(TASK) Copy out the listing exactly as it appears, from its first line through the line that contains "- notes-edit-icon: [895, 569, 932, 597]".

[Element box records]
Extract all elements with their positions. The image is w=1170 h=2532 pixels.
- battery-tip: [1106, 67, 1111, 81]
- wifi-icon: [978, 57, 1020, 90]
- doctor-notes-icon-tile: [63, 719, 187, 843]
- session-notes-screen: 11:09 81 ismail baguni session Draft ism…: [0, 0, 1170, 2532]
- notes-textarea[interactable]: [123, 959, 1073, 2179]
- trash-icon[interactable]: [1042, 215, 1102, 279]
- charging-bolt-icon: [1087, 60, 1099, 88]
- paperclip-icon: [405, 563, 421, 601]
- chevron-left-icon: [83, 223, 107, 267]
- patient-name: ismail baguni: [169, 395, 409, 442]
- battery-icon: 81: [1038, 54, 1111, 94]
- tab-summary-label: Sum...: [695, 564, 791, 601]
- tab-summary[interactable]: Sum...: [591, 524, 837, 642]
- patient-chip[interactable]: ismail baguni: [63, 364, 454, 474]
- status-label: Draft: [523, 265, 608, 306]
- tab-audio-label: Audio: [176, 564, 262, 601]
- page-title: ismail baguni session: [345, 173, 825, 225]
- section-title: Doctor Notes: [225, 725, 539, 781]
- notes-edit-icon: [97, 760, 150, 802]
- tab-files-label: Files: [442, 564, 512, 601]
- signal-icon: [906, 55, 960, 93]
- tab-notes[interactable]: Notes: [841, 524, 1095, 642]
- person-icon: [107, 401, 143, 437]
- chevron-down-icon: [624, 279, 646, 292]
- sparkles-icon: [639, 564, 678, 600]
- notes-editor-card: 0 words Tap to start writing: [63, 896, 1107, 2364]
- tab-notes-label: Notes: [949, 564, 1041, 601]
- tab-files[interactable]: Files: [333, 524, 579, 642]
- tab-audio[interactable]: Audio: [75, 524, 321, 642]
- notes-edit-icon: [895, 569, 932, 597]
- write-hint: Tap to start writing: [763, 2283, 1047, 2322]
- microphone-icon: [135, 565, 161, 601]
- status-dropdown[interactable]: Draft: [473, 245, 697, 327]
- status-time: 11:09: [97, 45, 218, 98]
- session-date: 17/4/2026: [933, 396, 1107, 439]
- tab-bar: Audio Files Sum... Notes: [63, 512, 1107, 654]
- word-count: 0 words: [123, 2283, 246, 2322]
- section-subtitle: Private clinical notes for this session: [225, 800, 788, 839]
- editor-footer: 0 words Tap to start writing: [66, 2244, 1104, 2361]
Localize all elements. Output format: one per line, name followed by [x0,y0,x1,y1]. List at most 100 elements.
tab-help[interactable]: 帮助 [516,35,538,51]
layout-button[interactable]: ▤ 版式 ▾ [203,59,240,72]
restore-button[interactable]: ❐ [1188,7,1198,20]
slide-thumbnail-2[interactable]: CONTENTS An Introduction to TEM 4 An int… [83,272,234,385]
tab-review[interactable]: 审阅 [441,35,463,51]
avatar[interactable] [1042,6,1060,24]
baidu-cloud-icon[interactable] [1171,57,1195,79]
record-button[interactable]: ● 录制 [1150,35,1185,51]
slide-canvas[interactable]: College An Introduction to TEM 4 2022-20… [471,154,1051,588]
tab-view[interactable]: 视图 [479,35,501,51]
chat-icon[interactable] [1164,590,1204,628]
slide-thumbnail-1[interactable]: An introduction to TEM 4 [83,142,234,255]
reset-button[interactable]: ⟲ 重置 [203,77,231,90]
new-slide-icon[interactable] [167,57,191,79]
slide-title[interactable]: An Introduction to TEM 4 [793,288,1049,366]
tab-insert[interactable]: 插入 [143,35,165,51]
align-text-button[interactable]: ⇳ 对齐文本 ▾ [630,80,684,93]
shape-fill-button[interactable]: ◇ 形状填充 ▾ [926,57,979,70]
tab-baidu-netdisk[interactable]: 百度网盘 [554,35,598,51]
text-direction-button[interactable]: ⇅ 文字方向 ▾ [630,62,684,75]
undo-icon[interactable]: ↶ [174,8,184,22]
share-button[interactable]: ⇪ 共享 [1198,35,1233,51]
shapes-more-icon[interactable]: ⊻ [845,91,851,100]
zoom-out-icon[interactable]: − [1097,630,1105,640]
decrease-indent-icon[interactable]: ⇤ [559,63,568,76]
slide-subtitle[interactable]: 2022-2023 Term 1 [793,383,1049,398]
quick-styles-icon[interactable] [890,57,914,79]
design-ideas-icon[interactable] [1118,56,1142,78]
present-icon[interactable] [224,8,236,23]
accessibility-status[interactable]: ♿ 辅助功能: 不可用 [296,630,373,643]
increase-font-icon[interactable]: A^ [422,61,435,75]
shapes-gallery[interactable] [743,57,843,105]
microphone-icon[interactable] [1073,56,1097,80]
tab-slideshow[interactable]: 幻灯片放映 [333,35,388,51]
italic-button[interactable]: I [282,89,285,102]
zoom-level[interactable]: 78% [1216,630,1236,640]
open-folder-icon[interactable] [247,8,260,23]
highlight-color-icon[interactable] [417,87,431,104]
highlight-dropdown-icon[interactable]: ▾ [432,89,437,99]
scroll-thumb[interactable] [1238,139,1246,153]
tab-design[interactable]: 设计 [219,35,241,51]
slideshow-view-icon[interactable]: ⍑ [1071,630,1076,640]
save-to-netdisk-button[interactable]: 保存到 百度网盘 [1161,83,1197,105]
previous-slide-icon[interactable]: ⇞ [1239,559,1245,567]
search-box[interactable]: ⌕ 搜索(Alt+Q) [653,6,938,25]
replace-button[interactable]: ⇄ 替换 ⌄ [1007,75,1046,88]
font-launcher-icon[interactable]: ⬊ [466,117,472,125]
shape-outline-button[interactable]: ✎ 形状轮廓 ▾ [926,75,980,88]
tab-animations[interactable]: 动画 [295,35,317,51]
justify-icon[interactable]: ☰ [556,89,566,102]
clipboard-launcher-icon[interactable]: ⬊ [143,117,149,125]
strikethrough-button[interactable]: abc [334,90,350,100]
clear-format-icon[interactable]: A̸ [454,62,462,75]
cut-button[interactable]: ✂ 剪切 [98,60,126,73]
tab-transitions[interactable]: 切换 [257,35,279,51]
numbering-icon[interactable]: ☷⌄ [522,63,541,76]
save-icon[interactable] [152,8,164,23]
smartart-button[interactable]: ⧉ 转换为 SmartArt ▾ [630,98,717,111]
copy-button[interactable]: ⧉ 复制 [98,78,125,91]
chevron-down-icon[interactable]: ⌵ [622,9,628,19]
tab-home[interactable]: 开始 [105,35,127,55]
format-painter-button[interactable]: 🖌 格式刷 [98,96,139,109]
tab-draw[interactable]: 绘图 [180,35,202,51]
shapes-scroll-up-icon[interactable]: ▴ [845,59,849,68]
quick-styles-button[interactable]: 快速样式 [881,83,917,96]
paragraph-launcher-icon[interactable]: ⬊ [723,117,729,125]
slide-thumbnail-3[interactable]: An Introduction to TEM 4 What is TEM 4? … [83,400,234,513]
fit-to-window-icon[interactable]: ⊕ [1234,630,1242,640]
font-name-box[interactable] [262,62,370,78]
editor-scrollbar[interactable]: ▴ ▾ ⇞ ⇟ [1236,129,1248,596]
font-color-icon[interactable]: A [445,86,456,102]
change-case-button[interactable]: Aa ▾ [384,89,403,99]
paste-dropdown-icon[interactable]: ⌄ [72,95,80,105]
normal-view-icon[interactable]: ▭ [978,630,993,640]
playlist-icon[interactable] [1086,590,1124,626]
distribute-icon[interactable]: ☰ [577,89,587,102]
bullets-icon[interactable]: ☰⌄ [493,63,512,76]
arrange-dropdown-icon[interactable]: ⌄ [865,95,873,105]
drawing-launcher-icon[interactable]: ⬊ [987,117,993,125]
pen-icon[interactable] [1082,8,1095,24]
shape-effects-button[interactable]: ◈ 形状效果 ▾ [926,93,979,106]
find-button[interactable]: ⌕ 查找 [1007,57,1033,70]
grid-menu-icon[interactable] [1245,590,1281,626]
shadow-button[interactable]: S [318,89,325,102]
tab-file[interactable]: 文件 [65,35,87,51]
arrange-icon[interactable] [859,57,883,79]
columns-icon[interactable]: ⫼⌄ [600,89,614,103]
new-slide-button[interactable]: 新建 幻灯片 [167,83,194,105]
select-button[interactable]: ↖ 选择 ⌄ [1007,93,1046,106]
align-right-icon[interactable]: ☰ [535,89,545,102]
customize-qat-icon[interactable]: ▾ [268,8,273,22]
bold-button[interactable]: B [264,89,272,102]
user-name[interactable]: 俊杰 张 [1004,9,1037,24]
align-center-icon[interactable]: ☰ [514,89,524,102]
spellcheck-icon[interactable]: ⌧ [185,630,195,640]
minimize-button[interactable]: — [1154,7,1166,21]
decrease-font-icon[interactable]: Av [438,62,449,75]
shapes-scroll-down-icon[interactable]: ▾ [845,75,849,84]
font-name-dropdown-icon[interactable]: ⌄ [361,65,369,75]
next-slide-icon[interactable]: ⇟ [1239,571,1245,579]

(EXPECTED ANSWER)
Extract all elements with their positions. The image is w=1170 h=2532 pixels.
- battery-tip: [1106, 67, 1111, 81]
- wifi-icon: [978, 57, 1020, 90]
- doctor-notes-icon-tile: [63, 719, 187, 843]
- session-notes-screen: 11:09 81 ismail baguni session Draft ism…: [0, 0, 1170, 2532]
- notes-textarea[interactable]: [123, 959, 1073, 2179]
- trash-icon[interactable]: [1042, 215, 1102, 279]
- charging-bolt-icon: [1087, 60, 1099, 88]
- paperclip-icon: [405, 563, 421, 601]
- chevron-left-icon: [83, 223, 107, 267]
- patient-name: ismail baguni: [169, 395, 409, 442]
- battery-icon: 81: [1038, 54, 1111, 94]
- tab-summary-label: Sum...: [695, 564, 791, 601]
- tab-summary[interactable]: Sum...: [591, 524, 837, 642]
- patient-chip[interactable]: ismail baguni: [63, 364, 454, 474]
- status-label: Draft: [523, 265, 608, 306]
- tab-audio-label: Audio: [176, 564, 262, 601]
- page-title: ismail baguni session: [345, 173, 825, 225]
- section-title: Doctor Notes: [225, 725, 539, 781]
- notes-edit-icon: [97, 760, 150, 802]
- tab-files-label: Files: [442, 564, 512, 601]
- signal-icon: [906, 55, 960, 93]
- tab-notes[interactable]: Notes: [841, 524, 1095, 642]
- person-icon: [107, 401, 143, 437]
- chevron-down-icon: [624, 279, 646, 292]
- sparkles-icon: [639, 564, 678, 600]
- notes-editor-card: 0 words Tap to start writing: [63, 896, 1107, 2364]
- tab-notes-label: Notes: [949, 564, 1041, 601]
- tab-files[interactable]: Files: [333, 524, 579, 642]
- tab-audio[interactable]: Audio: [75, 524, 321, 642]
- notes-edit-icon: [895, 569, 932, 597]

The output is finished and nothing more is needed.